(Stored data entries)
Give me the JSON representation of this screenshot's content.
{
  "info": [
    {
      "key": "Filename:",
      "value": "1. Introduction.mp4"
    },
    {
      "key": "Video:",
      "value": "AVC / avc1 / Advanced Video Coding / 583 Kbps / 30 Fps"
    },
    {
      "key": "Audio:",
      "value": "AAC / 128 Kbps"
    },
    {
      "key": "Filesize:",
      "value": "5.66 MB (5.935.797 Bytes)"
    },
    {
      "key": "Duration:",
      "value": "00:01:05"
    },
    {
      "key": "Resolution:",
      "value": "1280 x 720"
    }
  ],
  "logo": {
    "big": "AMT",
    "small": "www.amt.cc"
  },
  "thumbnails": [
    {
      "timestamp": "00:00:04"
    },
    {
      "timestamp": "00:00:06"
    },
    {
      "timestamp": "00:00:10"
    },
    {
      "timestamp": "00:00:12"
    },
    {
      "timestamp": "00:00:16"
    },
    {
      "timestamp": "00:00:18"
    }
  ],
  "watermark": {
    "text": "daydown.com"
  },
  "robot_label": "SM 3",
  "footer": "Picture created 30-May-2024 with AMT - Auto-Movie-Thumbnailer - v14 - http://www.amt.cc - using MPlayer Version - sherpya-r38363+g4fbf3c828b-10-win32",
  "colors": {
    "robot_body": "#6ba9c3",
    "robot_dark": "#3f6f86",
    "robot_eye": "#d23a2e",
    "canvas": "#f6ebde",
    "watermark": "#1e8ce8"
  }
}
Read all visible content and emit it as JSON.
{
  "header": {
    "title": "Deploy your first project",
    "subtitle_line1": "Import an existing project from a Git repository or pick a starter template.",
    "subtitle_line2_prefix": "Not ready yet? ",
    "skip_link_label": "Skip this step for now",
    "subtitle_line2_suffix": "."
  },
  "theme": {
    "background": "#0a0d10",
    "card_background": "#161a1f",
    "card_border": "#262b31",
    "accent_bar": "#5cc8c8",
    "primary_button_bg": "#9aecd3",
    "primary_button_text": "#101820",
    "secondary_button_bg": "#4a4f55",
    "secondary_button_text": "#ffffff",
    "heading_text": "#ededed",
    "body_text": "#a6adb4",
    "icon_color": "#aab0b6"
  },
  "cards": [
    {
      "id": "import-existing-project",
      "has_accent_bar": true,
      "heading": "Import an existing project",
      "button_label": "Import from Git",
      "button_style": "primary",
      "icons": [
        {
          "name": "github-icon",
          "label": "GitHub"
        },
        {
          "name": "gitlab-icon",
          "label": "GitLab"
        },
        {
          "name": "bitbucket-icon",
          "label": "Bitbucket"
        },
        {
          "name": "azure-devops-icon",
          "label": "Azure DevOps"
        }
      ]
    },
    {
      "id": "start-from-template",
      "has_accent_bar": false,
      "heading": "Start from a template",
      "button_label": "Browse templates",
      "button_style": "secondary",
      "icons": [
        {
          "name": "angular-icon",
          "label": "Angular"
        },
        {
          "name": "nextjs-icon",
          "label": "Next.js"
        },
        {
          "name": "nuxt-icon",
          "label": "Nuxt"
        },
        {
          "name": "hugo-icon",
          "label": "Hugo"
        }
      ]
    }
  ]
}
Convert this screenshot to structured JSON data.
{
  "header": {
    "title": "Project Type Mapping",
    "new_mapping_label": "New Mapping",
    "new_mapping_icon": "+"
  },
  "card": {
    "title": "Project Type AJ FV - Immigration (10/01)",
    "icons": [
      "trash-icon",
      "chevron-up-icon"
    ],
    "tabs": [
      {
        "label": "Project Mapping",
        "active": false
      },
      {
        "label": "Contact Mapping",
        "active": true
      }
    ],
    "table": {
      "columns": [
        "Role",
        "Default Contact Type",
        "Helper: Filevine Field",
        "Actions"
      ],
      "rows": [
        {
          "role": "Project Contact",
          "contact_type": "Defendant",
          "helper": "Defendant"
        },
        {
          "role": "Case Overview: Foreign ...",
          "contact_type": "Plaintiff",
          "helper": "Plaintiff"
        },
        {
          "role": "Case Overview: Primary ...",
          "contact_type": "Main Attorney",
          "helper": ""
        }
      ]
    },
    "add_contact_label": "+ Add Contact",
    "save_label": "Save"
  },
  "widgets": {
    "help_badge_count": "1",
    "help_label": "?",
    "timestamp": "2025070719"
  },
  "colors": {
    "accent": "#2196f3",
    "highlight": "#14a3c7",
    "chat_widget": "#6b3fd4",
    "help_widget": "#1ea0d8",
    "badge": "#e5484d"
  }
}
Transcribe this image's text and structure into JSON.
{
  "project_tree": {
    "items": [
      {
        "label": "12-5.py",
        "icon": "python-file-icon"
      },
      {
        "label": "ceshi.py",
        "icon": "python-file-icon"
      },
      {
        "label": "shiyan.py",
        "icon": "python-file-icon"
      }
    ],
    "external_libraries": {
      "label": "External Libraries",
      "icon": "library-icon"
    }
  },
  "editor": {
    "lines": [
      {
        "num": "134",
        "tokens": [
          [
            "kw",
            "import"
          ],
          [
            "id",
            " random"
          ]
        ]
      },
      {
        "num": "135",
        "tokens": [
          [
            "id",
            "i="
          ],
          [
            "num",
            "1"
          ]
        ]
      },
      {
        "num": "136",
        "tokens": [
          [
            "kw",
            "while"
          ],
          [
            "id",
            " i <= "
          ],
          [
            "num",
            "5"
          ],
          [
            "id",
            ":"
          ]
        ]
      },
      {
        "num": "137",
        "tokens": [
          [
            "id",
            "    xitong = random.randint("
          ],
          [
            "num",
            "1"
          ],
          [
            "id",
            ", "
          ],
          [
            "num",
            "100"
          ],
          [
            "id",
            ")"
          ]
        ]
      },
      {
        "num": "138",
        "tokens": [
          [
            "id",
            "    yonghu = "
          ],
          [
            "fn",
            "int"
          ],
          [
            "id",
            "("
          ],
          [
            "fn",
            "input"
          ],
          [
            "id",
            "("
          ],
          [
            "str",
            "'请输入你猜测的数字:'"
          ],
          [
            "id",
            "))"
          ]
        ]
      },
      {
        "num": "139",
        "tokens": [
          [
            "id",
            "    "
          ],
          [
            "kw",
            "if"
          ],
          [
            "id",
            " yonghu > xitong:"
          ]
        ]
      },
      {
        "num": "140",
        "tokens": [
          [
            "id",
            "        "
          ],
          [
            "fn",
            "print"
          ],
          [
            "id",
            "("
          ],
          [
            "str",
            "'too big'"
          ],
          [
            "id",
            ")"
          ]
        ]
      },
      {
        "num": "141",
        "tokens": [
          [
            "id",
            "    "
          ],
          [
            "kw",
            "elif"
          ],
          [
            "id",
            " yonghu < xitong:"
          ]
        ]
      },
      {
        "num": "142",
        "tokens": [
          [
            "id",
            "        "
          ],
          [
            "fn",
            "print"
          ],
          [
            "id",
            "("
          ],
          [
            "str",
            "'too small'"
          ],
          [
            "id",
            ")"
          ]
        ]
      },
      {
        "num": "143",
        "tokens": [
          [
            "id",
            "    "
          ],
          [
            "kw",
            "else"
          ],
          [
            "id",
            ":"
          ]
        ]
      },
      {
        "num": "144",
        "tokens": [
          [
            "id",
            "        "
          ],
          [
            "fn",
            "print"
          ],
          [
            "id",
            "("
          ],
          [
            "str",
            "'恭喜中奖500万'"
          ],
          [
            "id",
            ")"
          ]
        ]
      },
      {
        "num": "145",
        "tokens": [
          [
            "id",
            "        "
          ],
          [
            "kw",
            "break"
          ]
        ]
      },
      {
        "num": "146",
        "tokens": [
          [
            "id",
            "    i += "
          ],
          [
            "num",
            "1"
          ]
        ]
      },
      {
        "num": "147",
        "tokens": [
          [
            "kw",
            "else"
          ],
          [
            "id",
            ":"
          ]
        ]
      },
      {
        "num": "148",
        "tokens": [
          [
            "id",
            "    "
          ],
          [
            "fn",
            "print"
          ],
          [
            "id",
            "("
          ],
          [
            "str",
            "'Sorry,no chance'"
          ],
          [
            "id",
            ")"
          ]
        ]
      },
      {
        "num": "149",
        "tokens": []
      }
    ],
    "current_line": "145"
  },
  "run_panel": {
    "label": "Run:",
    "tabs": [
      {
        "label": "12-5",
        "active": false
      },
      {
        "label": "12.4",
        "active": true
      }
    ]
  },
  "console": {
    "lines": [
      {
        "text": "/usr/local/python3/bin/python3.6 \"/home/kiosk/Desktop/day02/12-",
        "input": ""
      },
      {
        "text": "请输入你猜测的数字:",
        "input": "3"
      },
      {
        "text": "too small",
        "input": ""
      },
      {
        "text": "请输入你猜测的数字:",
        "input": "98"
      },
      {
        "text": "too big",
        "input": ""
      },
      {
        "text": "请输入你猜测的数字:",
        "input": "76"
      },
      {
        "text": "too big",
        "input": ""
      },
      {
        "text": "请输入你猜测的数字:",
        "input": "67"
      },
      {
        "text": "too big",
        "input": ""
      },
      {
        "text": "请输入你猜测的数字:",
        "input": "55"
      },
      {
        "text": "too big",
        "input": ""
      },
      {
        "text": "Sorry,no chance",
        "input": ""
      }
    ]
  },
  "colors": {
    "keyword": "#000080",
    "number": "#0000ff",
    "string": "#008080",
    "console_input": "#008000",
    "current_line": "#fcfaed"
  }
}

## GIVEN REQUEST:
From the listing above, return each line with the word "small".

## EXERCISE OUTPUT:
    "small": "www.amt.cc"
            "'too small'"
        "text": "too small",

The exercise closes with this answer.